(Data records)
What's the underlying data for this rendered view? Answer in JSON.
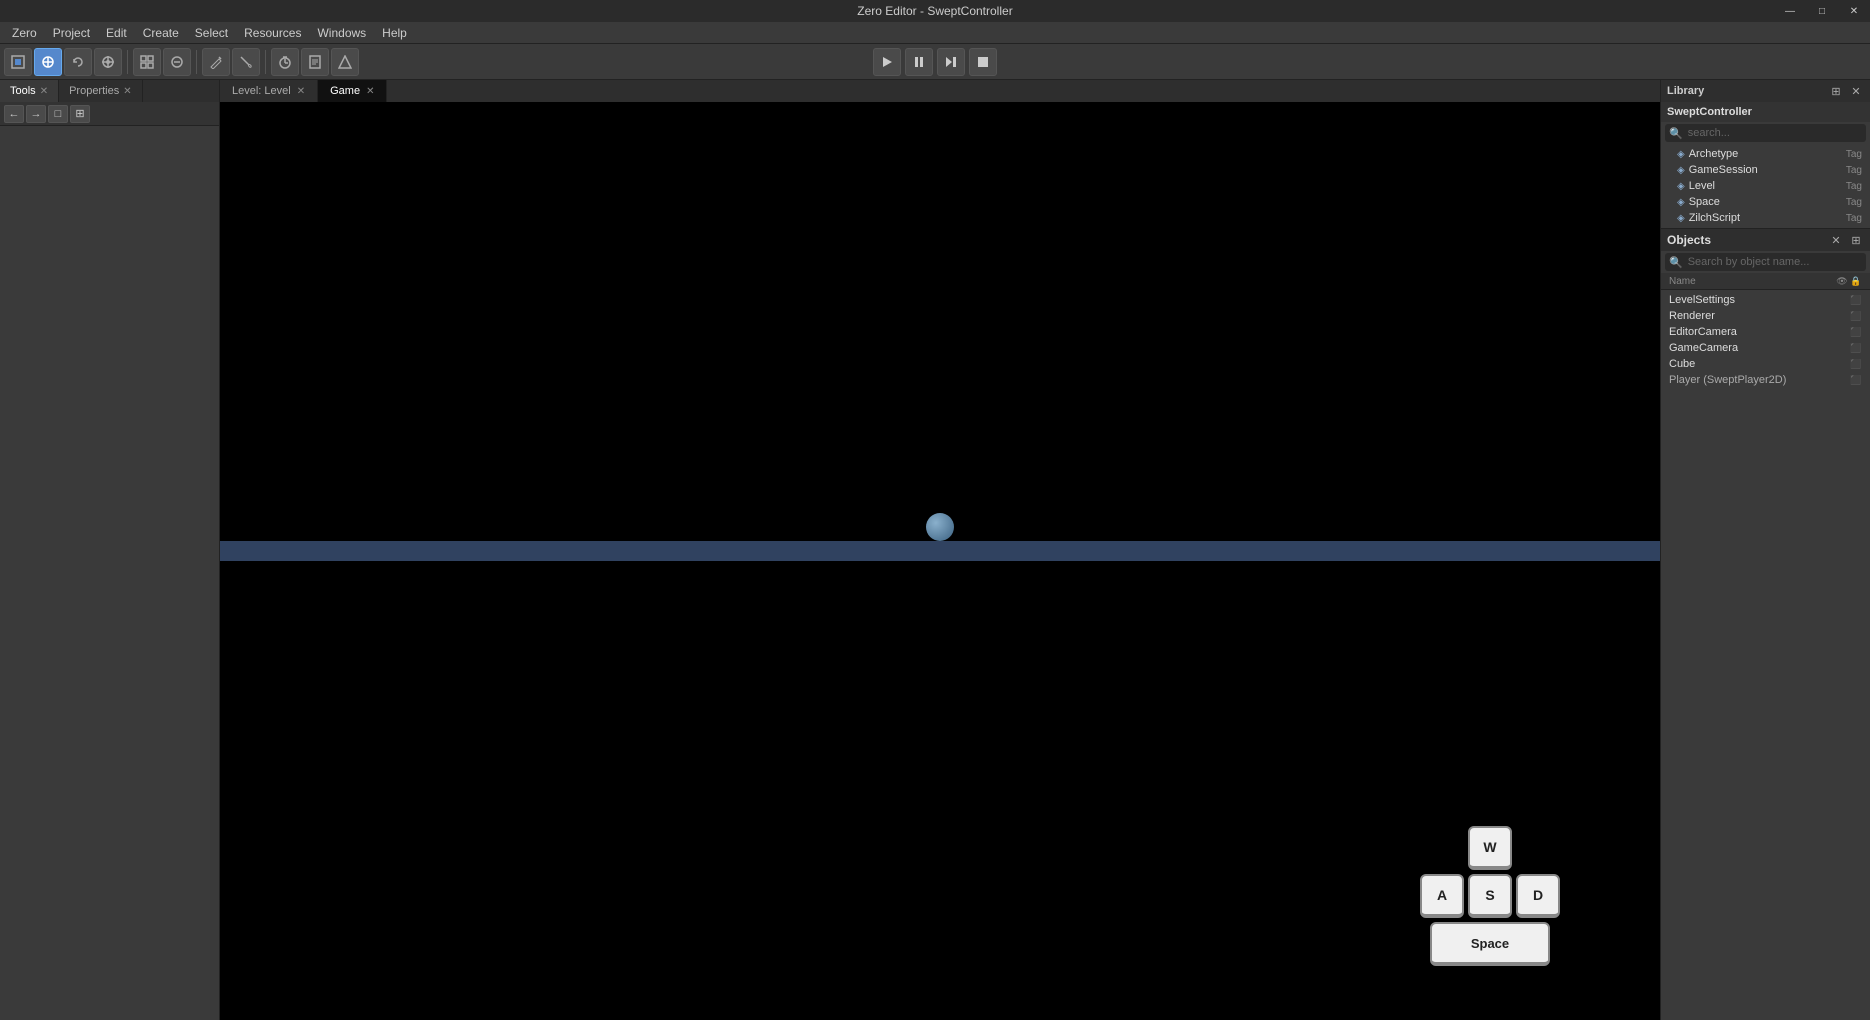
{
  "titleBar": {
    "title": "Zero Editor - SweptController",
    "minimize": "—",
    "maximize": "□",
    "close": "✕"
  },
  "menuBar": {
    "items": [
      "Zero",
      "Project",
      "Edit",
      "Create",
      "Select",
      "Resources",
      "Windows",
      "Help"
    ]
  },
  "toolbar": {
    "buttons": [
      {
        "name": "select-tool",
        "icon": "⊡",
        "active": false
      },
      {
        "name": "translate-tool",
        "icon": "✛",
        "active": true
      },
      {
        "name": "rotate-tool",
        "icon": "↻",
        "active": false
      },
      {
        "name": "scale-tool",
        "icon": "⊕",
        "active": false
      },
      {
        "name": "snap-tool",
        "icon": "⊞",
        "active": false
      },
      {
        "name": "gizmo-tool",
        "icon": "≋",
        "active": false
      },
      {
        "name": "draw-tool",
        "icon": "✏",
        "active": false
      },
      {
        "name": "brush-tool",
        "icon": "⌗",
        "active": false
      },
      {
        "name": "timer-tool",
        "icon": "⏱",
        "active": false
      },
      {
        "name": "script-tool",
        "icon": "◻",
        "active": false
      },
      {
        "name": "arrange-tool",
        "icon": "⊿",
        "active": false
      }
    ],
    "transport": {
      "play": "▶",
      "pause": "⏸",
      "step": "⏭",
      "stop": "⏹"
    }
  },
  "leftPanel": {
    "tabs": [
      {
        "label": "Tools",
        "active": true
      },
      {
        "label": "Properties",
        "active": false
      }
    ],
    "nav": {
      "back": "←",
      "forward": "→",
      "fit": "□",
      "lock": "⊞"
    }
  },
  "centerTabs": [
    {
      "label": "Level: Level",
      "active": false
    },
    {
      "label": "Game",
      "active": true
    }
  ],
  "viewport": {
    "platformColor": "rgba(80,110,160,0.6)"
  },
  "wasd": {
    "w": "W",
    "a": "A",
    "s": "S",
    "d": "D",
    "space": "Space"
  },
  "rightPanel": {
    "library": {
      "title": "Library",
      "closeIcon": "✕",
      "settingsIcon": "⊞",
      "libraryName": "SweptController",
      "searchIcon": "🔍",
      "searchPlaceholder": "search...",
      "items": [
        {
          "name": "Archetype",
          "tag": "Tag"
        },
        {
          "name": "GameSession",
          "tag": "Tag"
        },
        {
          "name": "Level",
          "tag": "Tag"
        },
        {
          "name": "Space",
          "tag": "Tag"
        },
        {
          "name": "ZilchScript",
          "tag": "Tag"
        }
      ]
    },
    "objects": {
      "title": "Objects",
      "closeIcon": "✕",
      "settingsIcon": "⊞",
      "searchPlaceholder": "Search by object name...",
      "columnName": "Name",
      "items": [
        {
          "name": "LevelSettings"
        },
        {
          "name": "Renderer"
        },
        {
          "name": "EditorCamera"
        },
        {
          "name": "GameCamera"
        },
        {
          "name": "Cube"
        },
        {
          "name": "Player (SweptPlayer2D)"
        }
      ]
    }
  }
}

# STATED GOAL:
Take the records above and transcribe them exactly, dropping every picture.

# RESPONSE TO THIS TASK:
What's the underlying data for this rendered view? Answer in JSON.
{
  "titleBar": {
    "title": "Zero Editor - SweptController",
    "minimize": "—",
    "maximize": "□",
    "close": "✕"
  },
  "menuBar": {
    "items": [
      "Zero",
      "Project",
      "Edit",
      "Create",
      "Select",
      "Resources",
      "Windows",
      "Help"
    ]
  },
  "toolbar": {
    "buttons": [
      {
        "name": "select-tool",
        "icon": "⊡",
        "active": false
      },
      {
        "name": "translate-tool",
        "icon": "✛",
        "active": true
      },
      {
        "name": "rotate-tool",
        "icon": "↻",
        "active": false
      },
      {
        "name": "scale-tool",
        "icon": "⊕",
        "active": false
      },
      {
        "name": "snap-tool",
        "icon": "⊞",
        "active": false
      },
      {
        "name": "gizmo-tool",
        "icon": "≋",
        "active": false
      },
      {
        "name": "draw-tool",
        "icon": "✏",
        "active": false
      },
      {
        "name": "brush-tool",
        "icon": "⌗",
        "active": false
      },
      {
        "name": "timer-tool",
        "icon": "⏱",
        "active": false
      },
      {
        "name": "script-tool",
        "icon": "◻",
        "active": false
      },
      {
        "name": "arrange-tool",
        "icon": "⊿",
        "active": false
      }
    ],
    "transport": {
      "play": "▶",
      "pause": "⏸",
      "step": "⏭",
      "stop": "⏹"
    }
  },
  "leftPanel": {
    "tabs": [
      {
        "label": "Tools",
        "active": true
      },
      {
        "label": "Properties",
        "active": false
      }
    ],
    "nav": {
      "back": "←",
      "forward": "→",
      "fit": "□",
      "lock": "⊞"
    }
  },
  "centerTabs": [
    {
      "label": "Level: Level",
      "active": false
    },
    {
      "label": "Game",
      "active": true
    }
  ],
  "viewport": {
    "platformColor": "rgba(80,110,160,0.6)"
  },
  "wasd": {
    "w": "W",
    "a": "A",
    "s": "S",
    "d": "D",
    "space": "Space"
  },
  "rightPanel": {
    "library": {
      "title": "Library",
      "closeIcon": "✕",
      "settingsIcon": "⊞",
      "libraryName": "SweptController",
      "searchIcon": "🔍",
      "searchPlaceholder": "search...",
      "items": [
        {
          "name": "Archetype",
          "tag": "Tag"
        },
        {
          "name": "GameSession",
          "tag": "Tag"
        },
        {
          "name": "Level",
          "tag": "Tag"
        },
        {
          "name": "Space",
          "tag": "Tag"
        },
        {
          "name": "ZilchScript",
          "tag": "Tag"
        }
      ]
    },
    "objects": {
      "title": "Objects",
      "closeIcon": "✕",
      "settingsIcon": "⊞",
      "searchPlaceholder": "Search by object name...",
      "columnName": "Name",
      "items": [
        {
          "name": "LevelSettings"
        },
        {
          "name": "Renderer"
        },
        {
          "name": "EditorCamera"
        },
        {
          "name": "GameCamera"
        },
        {
          "name": "Cube"
        },
        {
          "name": "Player (SweptPlayer2D)"
        }
      ]
    }
  }
}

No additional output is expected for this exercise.